In the material below, find every line with "only" and pull it out.
++++++
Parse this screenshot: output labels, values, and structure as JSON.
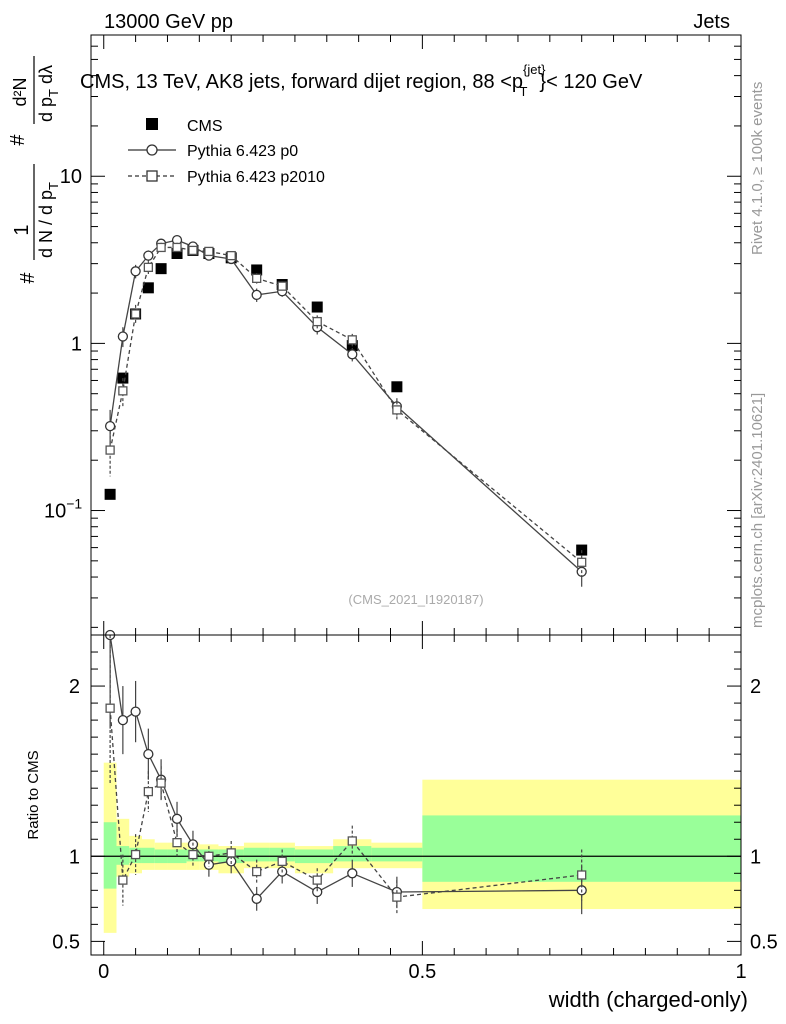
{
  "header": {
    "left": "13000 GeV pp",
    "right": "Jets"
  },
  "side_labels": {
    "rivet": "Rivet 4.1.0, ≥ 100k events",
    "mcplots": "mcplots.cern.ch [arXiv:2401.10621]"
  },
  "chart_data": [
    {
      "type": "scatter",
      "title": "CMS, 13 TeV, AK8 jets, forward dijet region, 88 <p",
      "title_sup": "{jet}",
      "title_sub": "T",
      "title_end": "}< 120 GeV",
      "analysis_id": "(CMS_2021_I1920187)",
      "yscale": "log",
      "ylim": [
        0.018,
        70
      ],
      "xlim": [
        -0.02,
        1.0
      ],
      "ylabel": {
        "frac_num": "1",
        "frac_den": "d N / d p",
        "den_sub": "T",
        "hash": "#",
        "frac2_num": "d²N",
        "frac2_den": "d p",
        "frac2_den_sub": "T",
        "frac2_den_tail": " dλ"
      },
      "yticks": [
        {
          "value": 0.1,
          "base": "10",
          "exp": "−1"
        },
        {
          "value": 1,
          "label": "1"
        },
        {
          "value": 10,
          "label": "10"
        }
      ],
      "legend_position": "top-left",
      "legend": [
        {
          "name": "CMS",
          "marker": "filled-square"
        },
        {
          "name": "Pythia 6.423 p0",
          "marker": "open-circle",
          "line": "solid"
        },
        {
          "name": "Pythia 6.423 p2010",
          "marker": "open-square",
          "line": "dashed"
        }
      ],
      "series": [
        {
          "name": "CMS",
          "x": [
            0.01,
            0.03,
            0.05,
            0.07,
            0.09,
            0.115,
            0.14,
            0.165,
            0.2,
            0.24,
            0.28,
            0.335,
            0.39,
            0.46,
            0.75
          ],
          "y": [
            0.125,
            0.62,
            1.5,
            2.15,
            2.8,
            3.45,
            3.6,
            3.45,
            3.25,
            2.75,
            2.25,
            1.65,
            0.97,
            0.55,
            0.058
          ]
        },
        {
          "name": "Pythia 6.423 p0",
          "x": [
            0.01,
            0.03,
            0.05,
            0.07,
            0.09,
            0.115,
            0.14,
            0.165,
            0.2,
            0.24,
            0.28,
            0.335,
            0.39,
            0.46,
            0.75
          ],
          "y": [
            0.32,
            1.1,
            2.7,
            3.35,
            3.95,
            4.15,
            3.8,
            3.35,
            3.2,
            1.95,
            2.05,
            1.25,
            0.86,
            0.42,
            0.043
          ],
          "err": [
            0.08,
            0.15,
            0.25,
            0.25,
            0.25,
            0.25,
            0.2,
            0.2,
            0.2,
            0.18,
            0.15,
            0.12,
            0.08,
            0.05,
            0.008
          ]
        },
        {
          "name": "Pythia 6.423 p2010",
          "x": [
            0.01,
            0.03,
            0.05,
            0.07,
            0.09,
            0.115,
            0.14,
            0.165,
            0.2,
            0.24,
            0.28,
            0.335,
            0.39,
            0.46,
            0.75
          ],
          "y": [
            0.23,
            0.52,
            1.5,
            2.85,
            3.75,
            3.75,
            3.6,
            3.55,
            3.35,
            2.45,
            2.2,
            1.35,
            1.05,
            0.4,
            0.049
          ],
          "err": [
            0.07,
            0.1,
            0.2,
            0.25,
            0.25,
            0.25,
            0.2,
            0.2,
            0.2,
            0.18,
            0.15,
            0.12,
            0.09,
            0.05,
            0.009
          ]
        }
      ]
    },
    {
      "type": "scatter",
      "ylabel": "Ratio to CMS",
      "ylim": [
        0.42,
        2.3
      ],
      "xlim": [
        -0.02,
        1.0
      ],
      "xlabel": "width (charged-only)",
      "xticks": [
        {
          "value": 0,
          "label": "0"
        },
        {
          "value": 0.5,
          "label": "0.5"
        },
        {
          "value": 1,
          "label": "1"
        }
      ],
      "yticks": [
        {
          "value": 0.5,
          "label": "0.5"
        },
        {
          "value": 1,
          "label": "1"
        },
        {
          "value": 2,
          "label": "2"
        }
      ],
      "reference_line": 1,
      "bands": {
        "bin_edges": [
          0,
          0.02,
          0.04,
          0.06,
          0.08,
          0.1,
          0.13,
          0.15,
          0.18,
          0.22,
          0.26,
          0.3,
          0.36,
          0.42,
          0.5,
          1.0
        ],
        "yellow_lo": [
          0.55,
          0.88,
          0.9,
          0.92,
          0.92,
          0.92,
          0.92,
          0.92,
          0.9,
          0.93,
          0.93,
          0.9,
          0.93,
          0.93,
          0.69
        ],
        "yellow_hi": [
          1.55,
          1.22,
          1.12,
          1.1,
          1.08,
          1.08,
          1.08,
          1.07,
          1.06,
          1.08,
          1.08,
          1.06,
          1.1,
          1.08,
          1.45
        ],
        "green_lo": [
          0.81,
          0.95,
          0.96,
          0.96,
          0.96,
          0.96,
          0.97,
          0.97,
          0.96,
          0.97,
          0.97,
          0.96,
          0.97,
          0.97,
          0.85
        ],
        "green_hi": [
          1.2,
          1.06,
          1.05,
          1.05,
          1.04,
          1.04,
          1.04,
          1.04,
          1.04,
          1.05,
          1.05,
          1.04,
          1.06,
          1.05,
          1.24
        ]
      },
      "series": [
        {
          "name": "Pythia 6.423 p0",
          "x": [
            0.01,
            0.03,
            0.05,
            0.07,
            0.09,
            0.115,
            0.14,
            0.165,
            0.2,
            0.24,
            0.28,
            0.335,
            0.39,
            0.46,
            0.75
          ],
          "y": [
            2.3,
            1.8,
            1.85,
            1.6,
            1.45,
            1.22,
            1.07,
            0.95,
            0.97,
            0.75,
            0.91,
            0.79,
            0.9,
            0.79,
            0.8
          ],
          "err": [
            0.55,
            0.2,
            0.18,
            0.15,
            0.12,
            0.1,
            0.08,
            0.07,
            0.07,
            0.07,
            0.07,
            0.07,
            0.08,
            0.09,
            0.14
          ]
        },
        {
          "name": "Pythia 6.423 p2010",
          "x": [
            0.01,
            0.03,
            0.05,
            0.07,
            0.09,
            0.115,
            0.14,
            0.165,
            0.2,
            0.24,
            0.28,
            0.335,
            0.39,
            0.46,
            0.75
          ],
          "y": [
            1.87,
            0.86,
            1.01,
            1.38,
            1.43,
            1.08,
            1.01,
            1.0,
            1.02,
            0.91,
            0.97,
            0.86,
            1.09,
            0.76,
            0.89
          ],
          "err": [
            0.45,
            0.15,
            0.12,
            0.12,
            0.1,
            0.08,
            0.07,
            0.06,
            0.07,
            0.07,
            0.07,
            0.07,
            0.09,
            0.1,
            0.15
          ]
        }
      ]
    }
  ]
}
++++++
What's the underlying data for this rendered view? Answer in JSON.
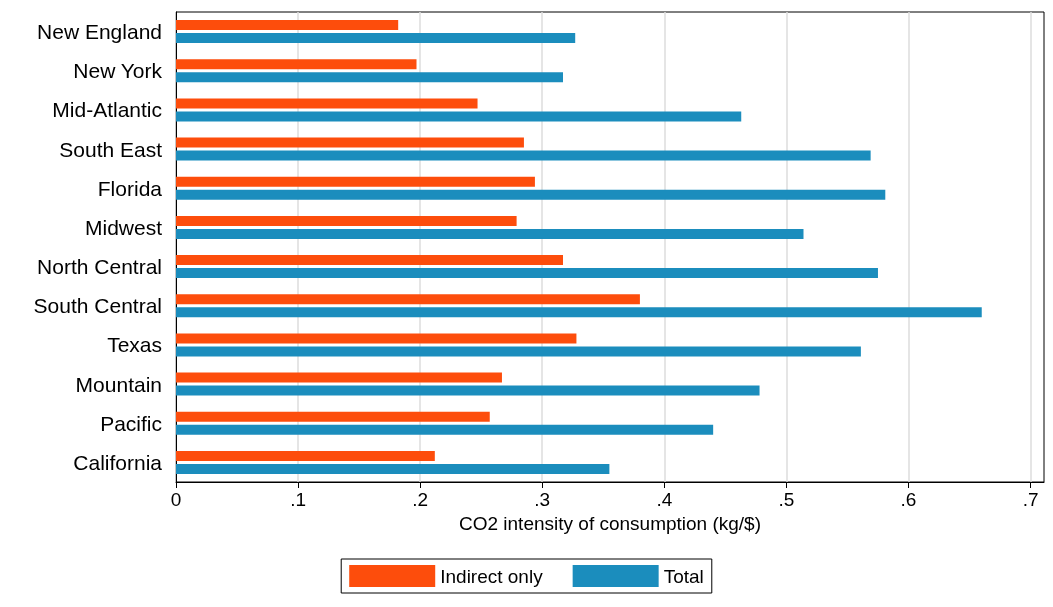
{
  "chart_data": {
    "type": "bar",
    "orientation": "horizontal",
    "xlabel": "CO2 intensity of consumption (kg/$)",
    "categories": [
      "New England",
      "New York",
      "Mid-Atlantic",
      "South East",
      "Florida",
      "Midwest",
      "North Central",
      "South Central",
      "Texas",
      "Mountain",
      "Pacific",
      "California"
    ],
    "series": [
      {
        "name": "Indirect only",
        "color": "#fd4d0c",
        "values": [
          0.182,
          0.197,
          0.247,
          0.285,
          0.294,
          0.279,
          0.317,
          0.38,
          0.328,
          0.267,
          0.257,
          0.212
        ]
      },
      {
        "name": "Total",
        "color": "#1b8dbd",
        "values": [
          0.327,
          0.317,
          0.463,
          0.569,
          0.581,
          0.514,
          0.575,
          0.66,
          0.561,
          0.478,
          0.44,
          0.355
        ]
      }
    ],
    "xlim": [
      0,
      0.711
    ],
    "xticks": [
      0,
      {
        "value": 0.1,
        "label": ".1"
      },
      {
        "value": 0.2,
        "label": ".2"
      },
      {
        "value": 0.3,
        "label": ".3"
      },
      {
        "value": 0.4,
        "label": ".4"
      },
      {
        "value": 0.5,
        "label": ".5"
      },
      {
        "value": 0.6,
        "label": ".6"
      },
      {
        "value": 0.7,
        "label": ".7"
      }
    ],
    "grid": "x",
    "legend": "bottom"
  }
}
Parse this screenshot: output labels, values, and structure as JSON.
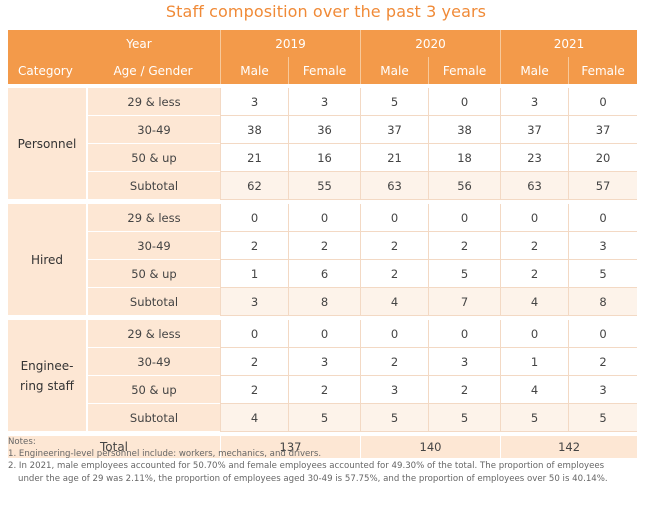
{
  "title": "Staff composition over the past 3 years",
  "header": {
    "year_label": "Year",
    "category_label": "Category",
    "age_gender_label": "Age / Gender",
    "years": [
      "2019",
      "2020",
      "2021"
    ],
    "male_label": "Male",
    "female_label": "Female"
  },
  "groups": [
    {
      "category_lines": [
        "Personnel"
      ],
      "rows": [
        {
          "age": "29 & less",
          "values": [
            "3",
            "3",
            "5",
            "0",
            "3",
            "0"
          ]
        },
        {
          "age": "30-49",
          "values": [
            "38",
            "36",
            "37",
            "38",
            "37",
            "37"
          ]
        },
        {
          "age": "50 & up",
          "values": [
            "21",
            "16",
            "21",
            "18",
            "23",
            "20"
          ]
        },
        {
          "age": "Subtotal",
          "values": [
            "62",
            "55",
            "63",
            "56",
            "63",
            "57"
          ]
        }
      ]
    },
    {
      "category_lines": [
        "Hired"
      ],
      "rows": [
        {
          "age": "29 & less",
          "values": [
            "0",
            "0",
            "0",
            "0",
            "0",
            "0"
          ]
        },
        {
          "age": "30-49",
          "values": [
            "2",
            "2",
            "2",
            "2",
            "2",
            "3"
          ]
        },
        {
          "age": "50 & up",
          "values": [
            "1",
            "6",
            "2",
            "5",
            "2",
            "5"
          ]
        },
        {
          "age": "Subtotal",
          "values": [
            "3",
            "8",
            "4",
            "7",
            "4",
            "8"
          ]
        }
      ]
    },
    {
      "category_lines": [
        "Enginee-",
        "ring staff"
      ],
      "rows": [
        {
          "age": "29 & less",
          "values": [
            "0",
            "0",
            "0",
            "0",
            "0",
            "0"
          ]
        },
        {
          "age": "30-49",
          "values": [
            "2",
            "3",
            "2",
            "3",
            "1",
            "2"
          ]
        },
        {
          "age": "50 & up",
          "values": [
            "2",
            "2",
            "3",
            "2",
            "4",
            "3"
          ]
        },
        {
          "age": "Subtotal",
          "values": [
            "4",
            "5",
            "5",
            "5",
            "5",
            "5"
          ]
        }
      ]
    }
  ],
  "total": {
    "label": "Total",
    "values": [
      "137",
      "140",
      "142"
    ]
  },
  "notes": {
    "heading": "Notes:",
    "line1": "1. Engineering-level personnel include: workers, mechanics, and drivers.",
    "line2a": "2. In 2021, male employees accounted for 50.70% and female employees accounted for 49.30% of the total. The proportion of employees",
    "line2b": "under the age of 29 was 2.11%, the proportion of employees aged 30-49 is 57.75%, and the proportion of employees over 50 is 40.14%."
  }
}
++++++
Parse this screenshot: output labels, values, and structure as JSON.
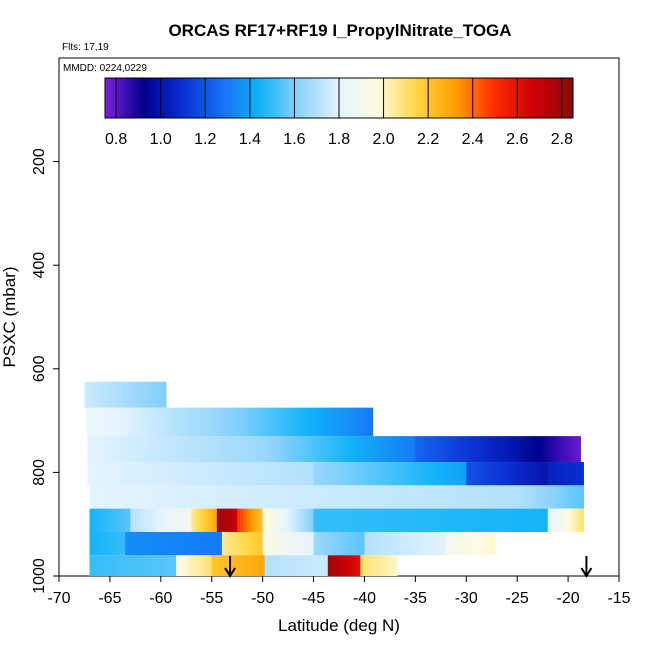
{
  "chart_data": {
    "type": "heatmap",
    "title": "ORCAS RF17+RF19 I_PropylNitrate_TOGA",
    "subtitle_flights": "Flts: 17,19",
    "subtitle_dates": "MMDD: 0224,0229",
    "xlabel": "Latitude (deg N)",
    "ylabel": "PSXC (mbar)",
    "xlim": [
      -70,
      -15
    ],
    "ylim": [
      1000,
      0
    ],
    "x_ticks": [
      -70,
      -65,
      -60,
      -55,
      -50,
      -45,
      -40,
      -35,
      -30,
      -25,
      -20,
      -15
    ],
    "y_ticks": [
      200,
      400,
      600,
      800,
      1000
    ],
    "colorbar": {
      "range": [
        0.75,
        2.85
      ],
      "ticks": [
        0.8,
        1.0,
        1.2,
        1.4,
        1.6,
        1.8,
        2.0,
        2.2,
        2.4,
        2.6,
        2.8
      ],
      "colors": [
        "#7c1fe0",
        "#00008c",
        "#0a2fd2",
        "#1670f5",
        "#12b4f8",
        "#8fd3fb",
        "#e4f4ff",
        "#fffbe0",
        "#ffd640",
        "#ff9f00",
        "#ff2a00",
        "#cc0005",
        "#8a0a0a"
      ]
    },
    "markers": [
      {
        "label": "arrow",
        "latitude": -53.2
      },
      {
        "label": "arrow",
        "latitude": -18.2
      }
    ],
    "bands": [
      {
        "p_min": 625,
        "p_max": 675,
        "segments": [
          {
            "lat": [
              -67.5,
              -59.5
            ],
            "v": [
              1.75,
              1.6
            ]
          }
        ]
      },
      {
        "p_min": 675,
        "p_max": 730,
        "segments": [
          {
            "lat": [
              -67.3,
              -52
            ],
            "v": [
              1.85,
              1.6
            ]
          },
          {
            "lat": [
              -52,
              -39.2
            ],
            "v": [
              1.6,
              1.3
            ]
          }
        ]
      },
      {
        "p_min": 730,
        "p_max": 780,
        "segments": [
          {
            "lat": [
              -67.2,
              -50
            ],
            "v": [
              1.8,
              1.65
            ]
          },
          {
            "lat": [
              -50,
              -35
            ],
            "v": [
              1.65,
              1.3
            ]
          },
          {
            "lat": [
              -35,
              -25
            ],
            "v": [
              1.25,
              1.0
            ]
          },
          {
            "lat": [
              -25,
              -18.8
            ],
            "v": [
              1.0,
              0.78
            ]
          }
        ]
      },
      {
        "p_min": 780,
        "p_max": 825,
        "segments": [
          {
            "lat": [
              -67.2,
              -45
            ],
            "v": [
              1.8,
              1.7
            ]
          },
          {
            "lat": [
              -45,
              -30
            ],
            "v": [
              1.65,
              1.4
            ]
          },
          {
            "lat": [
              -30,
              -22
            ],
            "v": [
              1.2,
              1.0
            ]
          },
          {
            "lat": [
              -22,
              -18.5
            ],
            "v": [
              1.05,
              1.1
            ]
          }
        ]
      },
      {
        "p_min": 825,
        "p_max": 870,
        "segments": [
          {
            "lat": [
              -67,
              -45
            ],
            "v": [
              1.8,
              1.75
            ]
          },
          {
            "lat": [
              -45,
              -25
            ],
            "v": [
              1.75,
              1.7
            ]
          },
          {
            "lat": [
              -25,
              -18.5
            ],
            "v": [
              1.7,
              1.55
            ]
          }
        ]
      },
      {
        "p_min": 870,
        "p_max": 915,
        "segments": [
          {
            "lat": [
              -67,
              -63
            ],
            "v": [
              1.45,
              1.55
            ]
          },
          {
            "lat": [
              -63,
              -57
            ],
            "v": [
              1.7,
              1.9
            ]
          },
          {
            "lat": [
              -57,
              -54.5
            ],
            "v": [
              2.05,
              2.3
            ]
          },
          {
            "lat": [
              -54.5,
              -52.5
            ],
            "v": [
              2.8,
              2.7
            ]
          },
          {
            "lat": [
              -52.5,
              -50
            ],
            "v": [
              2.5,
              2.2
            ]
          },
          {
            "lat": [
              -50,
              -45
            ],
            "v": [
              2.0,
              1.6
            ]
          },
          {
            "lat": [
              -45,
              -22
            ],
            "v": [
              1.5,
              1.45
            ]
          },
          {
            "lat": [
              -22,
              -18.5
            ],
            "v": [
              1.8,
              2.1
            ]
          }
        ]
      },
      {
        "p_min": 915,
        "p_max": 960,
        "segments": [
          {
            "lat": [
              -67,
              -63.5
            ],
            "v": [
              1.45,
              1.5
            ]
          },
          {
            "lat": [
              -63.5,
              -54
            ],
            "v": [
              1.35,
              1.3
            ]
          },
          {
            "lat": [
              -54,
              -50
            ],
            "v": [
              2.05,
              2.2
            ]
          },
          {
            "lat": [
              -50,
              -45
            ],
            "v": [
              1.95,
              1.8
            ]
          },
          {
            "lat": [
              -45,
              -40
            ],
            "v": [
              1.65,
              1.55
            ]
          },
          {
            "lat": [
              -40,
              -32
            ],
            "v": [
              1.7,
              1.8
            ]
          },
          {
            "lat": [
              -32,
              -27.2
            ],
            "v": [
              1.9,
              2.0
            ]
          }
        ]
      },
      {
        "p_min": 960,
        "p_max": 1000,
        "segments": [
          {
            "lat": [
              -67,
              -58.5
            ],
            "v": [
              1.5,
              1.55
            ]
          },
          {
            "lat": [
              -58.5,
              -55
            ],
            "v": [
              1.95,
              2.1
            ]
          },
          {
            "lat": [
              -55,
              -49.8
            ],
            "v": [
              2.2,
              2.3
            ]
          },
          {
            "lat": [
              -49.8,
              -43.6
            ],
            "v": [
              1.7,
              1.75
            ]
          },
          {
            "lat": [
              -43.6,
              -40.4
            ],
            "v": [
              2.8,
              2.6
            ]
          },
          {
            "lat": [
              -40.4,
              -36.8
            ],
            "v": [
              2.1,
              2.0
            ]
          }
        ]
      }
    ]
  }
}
++++++
§ Answer to this exercise:
      "xlabel": "width (charged-only)",
        "name": "Indirect only",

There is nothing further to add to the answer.